### Listed records
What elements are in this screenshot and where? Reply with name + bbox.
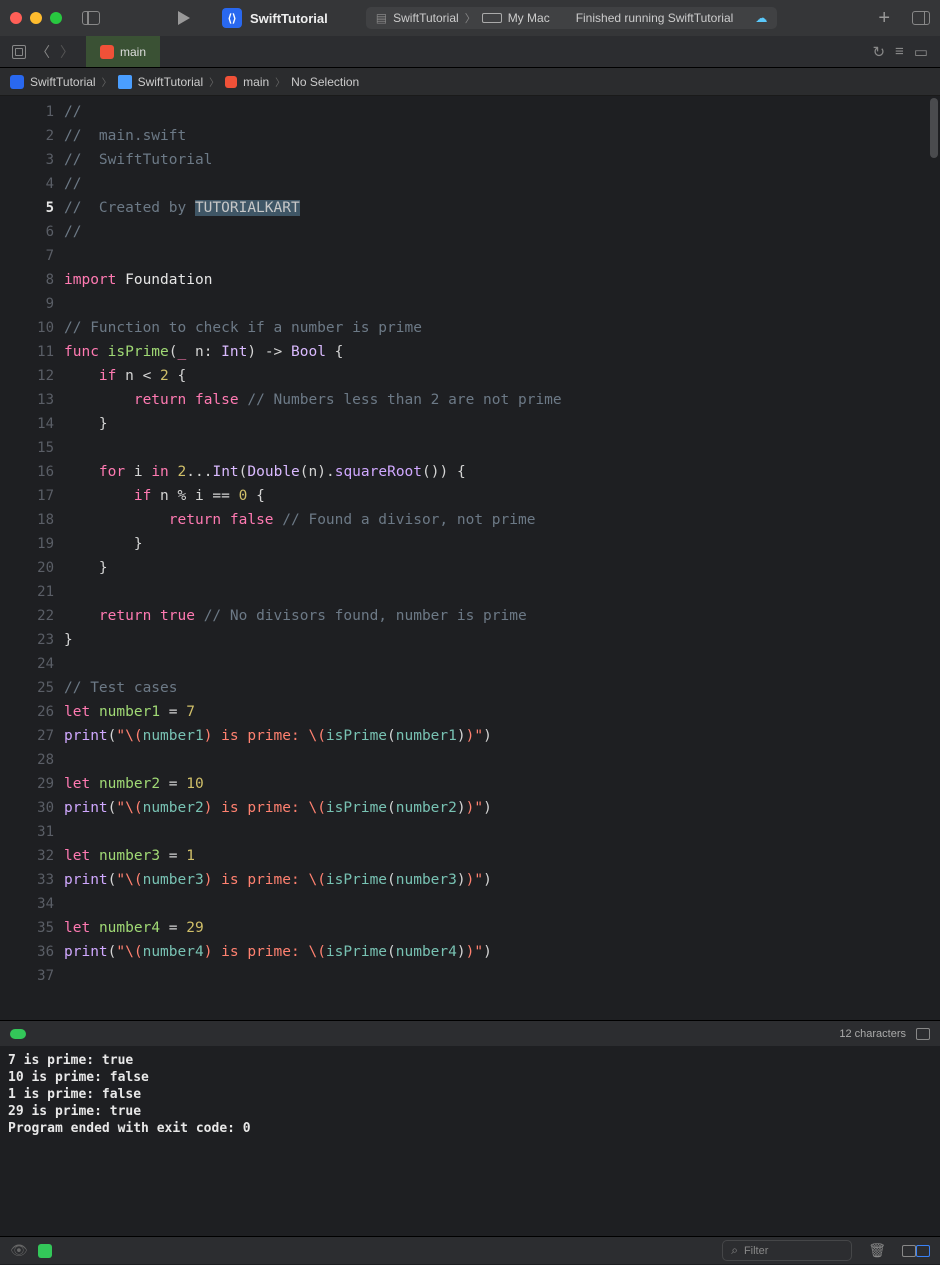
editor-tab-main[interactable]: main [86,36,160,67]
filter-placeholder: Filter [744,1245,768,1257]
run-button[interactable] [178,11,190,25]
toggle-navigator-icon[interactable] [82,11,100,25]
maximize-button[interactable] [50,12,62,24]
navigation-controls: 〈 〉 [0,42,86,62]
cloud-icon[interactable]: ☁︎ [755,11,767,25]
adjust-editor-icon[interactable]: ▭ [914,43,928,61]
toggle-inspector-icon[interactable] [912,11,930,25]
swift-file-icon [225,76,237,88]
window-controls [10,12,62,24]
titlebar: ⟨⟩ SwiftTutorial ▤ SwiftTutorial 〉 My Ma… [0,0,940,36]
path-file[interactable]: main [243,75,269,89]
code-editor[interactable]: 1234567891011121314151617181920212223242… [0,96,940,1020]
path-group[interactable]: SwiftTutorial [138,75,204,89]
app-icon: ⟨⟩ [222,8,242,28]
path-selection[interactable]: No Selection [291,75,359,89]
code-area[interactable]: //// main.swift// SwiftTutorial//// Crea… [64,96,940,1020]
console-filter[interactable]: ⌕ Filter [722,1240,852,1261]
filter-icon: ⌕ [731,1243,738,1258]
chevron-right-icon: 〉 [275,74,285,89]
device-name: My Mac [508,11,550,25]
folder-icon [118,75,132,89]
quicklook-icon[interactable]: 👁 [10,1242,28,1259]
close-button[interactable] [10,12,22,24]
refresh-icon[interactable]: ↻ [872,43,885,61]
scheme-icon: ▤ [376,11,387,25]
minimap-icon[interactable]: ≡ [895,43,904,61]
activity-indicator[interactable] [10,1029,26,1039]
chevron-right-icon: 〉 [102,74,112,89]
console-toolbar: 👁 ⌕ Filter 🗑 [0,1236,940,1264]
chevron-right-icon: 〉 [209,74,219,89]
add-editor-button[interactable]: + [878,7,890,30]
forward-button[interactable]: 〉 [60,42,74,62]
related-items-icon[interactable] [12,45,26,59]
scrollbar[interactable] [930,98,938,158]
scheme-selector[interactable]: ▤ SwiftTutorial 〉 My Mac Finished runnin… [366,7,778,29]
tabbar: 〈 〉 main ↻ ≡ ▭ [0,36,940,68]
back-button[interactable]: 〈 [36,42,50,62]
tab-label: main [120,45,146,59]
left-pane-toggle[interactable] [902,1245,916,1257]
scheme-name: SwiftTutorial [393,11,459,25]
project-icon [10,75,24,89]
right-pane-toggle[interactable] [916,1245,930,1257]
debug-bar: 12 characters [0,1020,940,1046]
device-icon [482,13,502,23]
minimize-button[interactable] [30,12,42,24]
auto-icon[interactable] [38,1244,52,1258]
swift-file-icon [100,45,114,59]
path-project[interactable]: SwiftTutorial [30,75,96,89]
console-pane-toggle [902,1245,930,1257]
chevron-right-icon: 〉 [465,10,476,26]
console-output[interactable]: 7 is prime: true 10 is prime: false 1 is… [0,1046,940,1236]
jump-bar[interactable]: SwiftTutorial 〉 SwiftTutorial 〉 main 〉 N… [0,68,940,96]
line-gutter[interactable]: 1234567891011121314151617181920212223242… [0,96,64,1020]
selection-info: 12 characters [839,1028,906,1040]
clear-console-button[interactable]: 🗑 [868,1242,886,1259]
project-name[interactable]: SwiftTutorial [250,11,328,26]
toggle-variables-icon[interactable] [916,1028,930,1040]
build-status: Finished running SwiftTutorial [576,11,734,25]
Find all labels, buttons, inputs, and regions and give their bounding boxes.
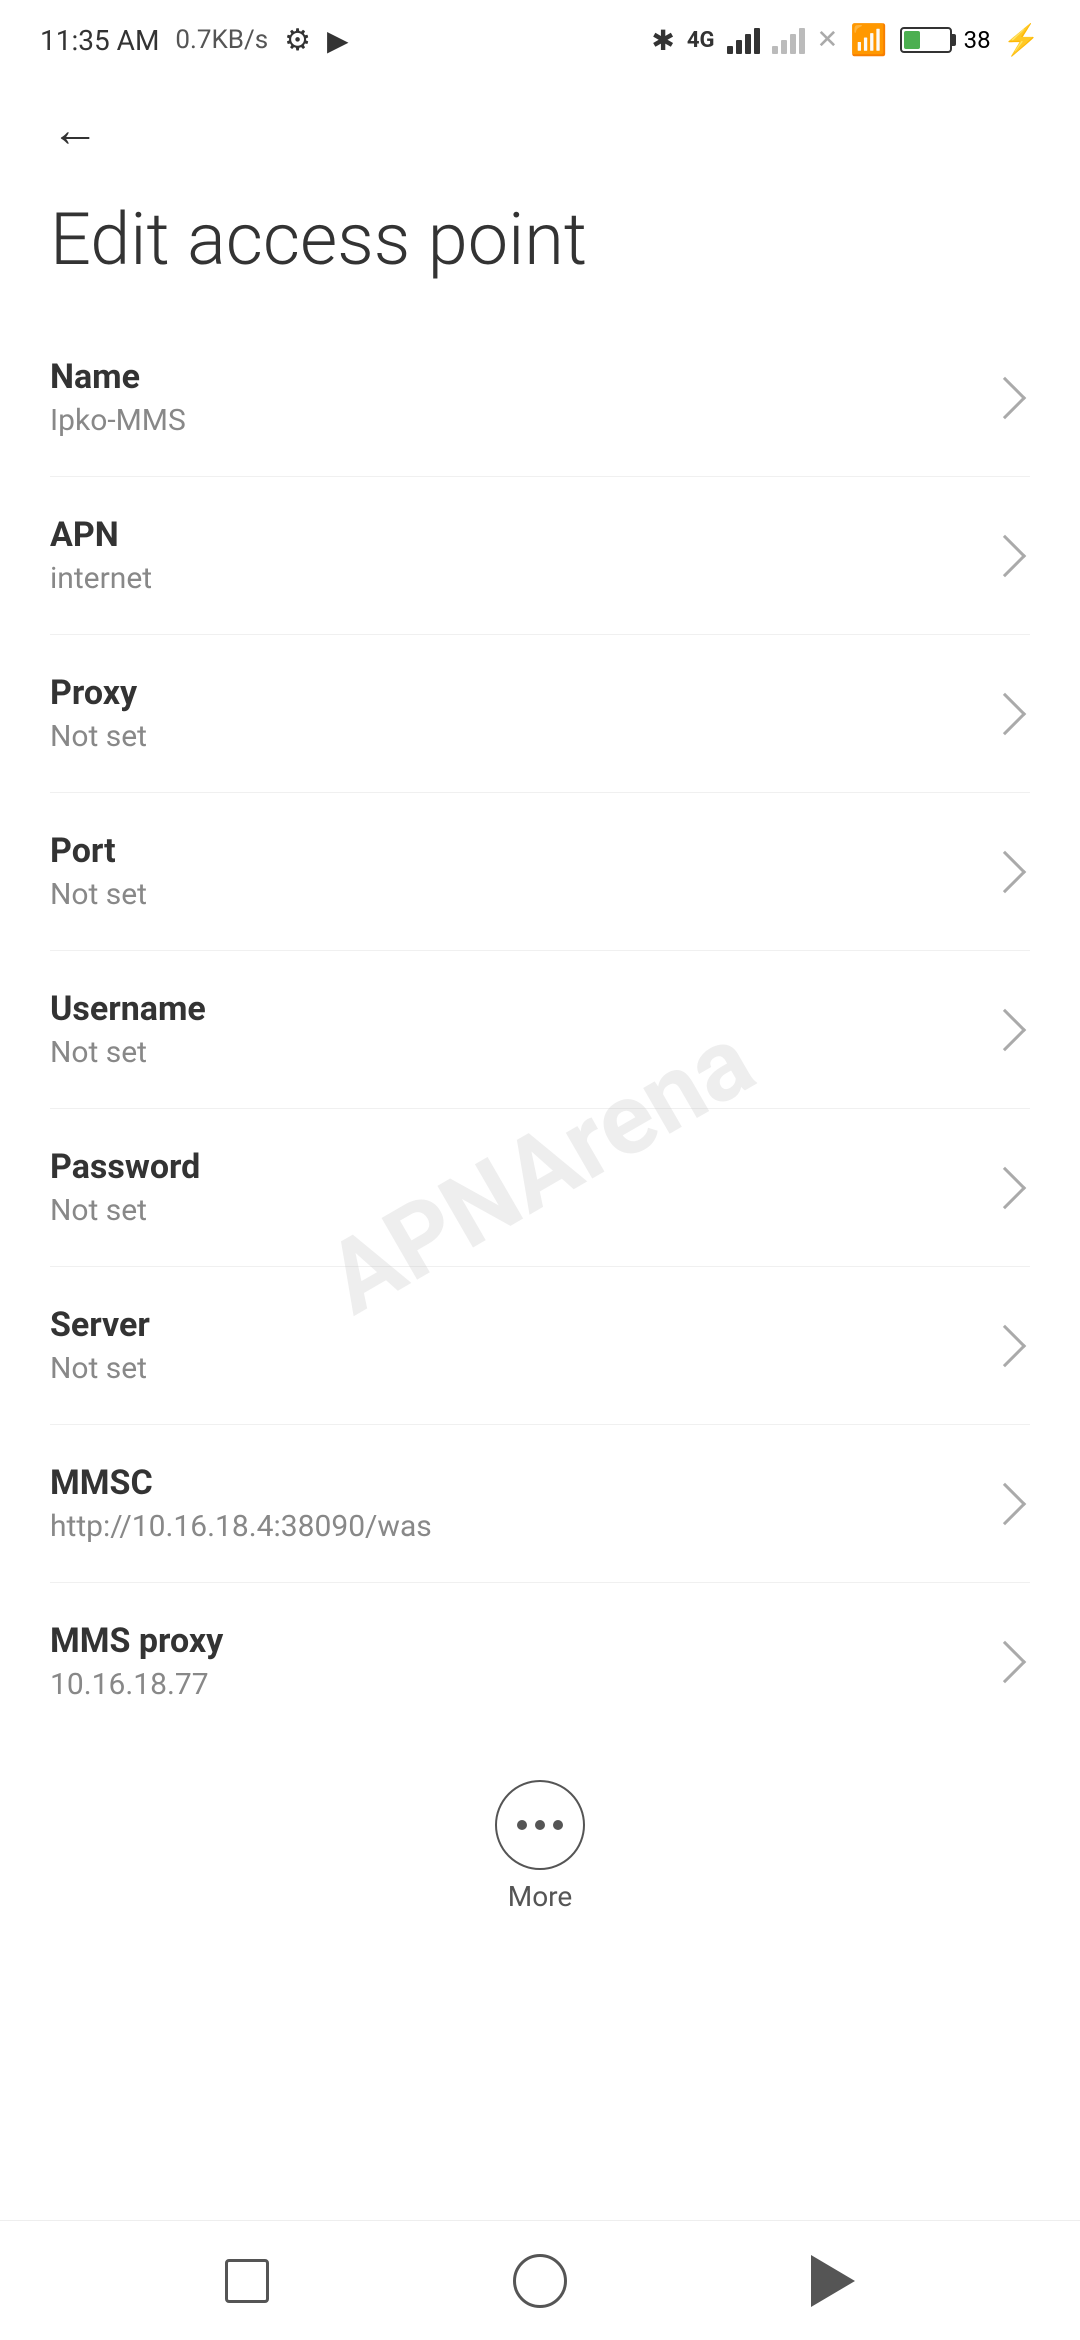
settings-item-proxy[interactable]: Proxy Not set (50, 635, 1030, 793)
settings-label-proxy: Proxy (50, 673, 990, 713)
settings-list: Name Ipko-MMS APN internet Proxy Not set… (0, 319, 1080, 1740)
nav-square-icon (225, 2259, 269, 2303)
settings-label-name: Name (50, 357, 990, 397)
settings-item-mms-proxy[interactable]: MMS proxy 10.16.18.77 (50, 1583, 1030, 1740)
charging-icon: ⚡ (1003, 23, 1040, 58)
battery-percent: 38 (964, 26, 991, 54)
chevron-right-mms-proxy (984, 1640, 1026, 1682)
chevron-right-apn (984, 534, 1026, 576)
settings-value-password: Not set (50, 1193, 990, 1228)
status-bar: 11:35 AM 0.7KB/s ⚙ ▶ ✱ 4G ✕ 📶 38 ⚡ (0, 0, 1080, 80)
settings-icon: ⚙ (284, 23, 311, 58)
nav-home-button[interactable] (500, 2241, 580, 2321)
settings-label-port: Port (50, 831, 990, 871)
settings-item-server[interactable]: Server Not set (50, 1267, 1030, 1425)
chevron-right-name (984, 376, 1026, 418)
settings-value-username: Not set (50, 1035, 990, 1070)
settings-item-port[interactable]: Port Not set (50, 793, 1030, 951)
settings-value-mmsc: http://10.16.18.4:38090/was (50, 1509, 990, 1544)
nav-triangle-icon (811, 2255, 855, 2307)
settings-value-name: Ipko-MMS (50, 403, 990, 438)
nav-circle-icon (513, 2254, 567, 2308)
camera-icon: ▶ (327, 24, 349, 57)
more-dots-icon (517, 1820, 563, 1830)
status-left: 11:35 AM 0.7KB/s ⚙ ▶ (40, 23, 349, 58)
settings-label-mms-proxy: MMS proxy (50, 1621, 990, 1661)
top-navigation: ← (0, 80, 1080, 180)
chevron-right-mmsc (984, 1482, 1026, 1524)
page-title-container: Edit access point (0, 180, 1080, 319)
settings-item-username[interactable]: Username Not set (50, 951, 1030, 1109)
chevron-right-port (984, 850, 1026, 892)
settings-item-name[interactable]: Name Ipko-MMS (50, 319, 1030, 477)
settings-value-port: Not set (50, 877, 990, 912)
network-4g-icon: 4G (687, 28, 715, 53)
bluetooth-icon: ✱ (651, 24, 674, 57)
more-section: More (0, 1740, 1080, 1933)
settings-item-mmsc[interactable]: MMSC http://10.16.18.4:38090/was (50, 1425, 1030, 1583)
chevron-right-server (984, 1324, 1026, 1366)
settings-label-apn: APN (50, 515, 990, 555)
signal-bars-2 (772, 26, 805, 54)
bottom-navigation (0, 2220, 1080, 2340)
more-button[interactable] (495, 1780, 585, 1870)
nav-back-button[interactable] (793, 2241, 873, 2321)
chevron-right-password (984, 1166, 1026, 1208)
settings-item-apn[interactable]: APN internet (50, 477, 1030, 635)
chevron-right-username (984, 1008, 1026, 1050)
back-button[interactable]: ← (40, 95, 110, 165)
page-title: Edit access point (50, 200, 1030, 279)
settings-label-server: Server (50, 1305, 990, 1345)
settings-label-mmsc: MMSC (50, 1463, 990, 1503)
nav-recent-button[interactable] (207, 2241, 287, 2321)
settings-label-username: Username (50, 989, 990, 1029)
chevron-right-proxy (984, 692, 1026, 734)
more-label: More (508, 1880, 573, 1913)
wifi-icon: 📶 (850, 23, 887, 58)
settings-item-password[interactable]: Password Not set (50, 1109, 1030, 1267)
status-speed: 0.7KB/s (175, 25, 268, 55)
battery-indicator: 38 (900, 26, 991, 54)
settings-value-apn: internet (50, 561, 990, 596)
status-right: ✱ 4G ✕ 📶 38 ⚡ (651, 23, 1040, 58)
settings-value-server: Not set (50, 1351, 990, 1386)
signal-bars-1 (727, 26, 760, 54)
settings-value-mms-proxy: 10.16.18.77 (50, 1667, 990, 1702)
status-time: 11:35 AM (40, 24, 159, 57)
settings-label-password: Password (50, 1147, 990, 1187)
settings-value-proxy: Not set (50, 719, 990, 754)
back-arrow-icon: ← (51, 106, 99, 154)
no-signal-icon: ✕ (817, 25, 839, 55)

---

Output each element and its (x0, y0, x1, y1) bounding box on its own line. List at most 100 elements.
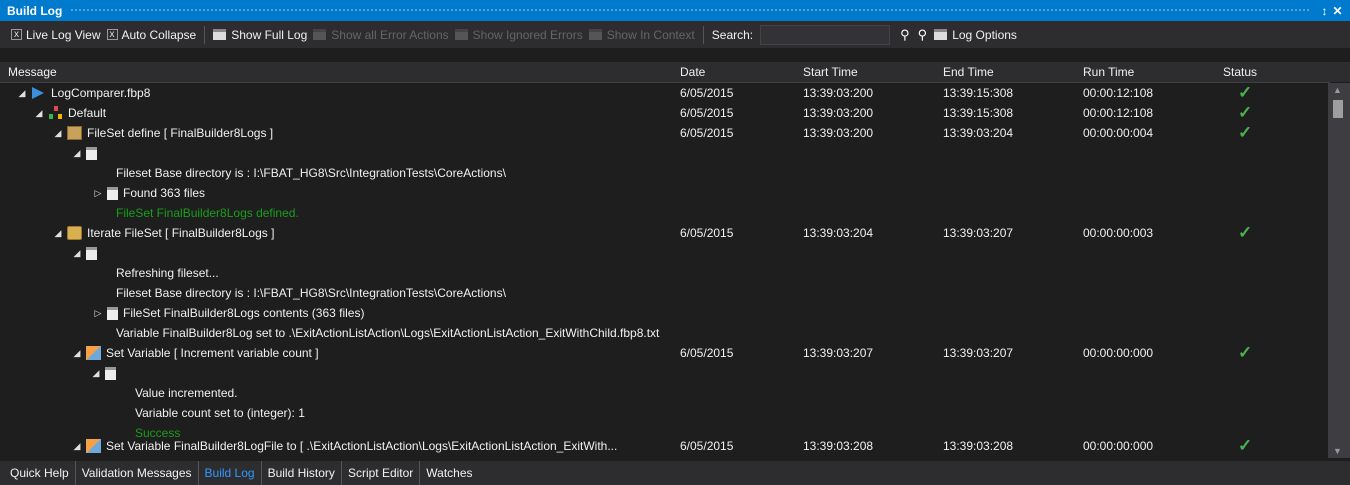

### Exercise objective
Quote the records from the line with "What elements are" to the line with "maximize-button[interactable] [50,12,62,24]", both included, and leave the pictures out of the answer.

### Written reply
What elements are in this screenshot and where? Reply with name + bbox.
editor-tab-main[interactable]: main [86,36,160,67]
filter-placeholder: Filter [744,1245,768,1257]
run-button[interactable] [178,11,190,25]
toggle-navigator-icon[interactable] [82,11,100,25]
maximize-button[interactable] [50,12,62,24]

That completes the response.